- Aim of the task
Below is a block of records; reproduce all of them exactly and leave out any pictures.

━━━ Data shown

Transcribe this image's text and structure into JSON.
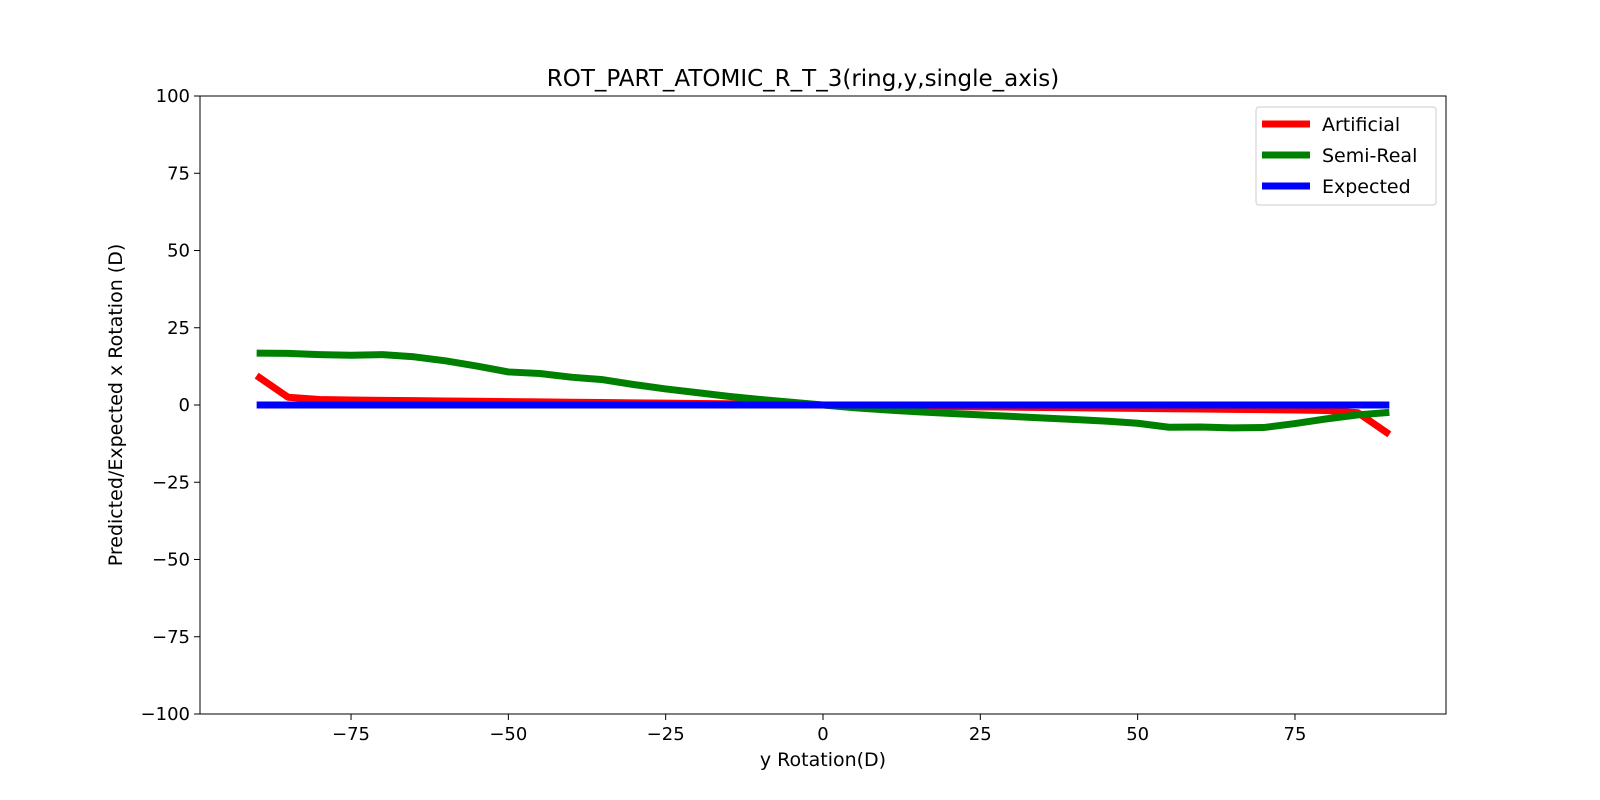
{
  "chart_data": {
    "type": "line",
    "title": "ROT_PART_ATOMIC_R_T_3(ring,y,single_axis)",
    "xlabel": "y Rotation(D)",
    "ylabel": "Predicted/Expected x Rotation (D)",
    "xlim": [
      -99,
      99
    ],
    "ylim": [
      -100,
      100
    ],
    "xticks": [
      -75,
      -50,
      -25,
      0,
      25,
      50,
      75
    ],
    "xtick_labels": [
      "−75",
      "−50",
      "−25",
      "0",
      "25",
      "50",
      "75"
    ],
    "yticks": [
      100,
      75,
      50,
      25,
      0,
      -25,
      -50,
      -75,
      -100
    ],
    "ytick_labels": [
      "100",
      "75",
      "50",
      "25",
      "0",
      "−25",
      "−50",
      "−75",
      "−100"
    ],
    "grid": false,
    "legend_position": "top-right",
    "x": [
      -90,
      -85,
      -80,
      -75,
      -70,
      -65,
      -60,
      -55,
      -50,
      -45,
      -40,
      -35,
      -30,
      -25,
      -20,
      -15,
      -10,
      -5,
      0,
      5,
      10,
      15,
      20,
      25,
      30,
      35,
      40,
      45,
      50,
      55,
      60,
      65,
      70,
      75,
      80,
      85,
      90
    ],
    "series": [
      {
        "name": "Artificial",
        "color": "#ff0000",
        "values": [
          9.5,
          2.5,
          1.8,
          1.6,
          1.5,
          1.4,
          1.3,
          1.2,
          1.1,
          1.0,
          0.9,
          0.8,
          0.7,
          0.6,
          0.5,
          0.4,
          0.3,
          0.15,
          0,
          -0.15,
          -0.3,
          -0.4,
          -0.5,
          -0.6,
          -0.7,
          -0.8,
          -0.9,
          -1.0,
          -1.1,
          -1.2,
          -1.3,
          -1.4,
          -1.5,
          -1.6,
          -1.8,
          -2.5,
          -9.5
        ]
      },
      {
        "name": "Semi-Real",
        "color": "#008000",
        "values": [
          16.8,
          16.7,
          16.3,
          16.1,
          16.3,
          15.6,
          14.3,
          12.6,
          10.7,
          10.2,
          9.0,
          8.2,
          6.6,
          5.2,
          4.0,
          2.8,
          1.8,
          0.9,
          0,
          -0.9,
          -1.6,
          -2.2,
          -2.7,
          -3.2,
          -3.7,
          -4.2,
          -4.7,
          -5.2,
          -5.9,
          -7.2,
          -7.1,
          -7.4,
          -7.3,
          -6.0,
          -4.5,
          -3.2,
          -2.4
        ]
      },
      {
        "name": "Expected",
        "color": "#0000ff",
        "values": [
          0,
          0,
          0,
          0,
          0,
          0,
          0,
          0,
          0,
          0,
          0,
          0,
          0,
          0,
          0,
          0,
          0,
          0,
          0,
          0,
          0,
          0,
          0,
          0,
          0,
          0,
          0,
          0,
          0,
          0,
          0,
          0,
          0,
          0,
          0,
          0,
          0
        ]
      }
    ]
  }
}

━━━━━━

- Expected output
Transcribe this image's text and structure into JSON.
{
  "chart_data": {
    "type": "line",
    "title": "ROT_PART_ATOMIC_R_T_3(ring,y,single_axis)",
    "xlabel": "y Rotation(D)",
    "ylabel": "Predicted/Expected x Rotation (D)",
    "xlim": [
      -99,
      99
    ],
    "ylim": [
      -100,
      100
    ],
    "xticks": [
      -75,
      -50,
      -25,
      0,
      25,
      50,
      75
    ],
    "xtick_labels": [
      "−75",
      "−50",
      "−25",
      "0",
      "25",
      "50",
      "75"
    ],
    "yticks": [
      100,
      75,
      50,
      25,
      0,
      -25,
      -50,
      -75,
      -100
    ],
    "ytick_labels": [
      "100",
      "75",
      "50",
      "25",
      "0",
      "−25",
      "−50",
      "−75",
      "−100"
    ],
    "grid": false,
    "legend_position": "top-right",
    "x": [
      -90,
      -85,
      -80,
      -75,
      -70,
      -65,
      -60,
      -55,
      -50,
      -45,
      -40,
      -35,
      -30,
      -25,
      -20,
      -15,
      -10,
      -5,
      0,
      5,
      10,
      15,
      20,
      25,
      30,
      35,
      40,
      45,
      50,
      55,
      60,
      65,
      70,
      75,
      80,
      85,
      90
    ],
    "series": [
      {
        "name": "Artificial",
        "color": "#ff0000",
        "values": [
          9.5,
          2.5,
          1.8,
          1.6,
          1.5,
          1.4,
          1.3,
          1.2,
          1.1,
          1.0,
          0.9,
          0.8,
          0.7,
          0.6,
          0.5,
          0.4,
          0.3,
          0.15,
          0,
          -0.15,
          -0.3,
          -0.4,
          -0.5,
          -0.6,
          -0.7,
          -0.8,
          -0.9,
          -1.0,
          -1.1,
          -1.2,
          -1.3,
          -1.4,
          -1.5,
          -1.6,
          -1.8,
          -2.5,
          -9.5
        ]
      },
      {
        "name": "Semi-Real",
        "color": "#008000",
        "values": [
          16.8,
          16.7,
          16.3,
          16.1,
          16.3,
          15.6,
          14.3,
          12.6,
          10.7,
          10.2,
          9.0,
          8.2,
          6.6,
          5.2,
          4.0,
          2.8,
          1.8,
          0.9,
          0,
          -0.9,
          -1.6,
          -2.2,
          -2.7,
          -3.2,
          -3.7,
          -4.2,
          -4.7,
          -5.2,
          -5.9,
          -7.2,
          -7.1,
          -7.4,
          -7.3,
          -6.0,
          -4.5,
          -3.2,
          -2.4
        ]
      },
      {
        "name": "Expected",
        "color": "#0000ff",
        "values": [
          0,
          0,
          0,
          0,
          0,
          0,
          0,
          0,
          0,
          0,
          0,
          0,
          0,
          0,
          0,
          0,
          0,
          0,
          0,
          0,
          0,
          0,
          0,
          0,
          0,
          0,
          0,
          0,
          0,
          0,
          0,
          0,
          0,
          0,
          0,
          0,
          0
        ]
      }
    ]
  }
}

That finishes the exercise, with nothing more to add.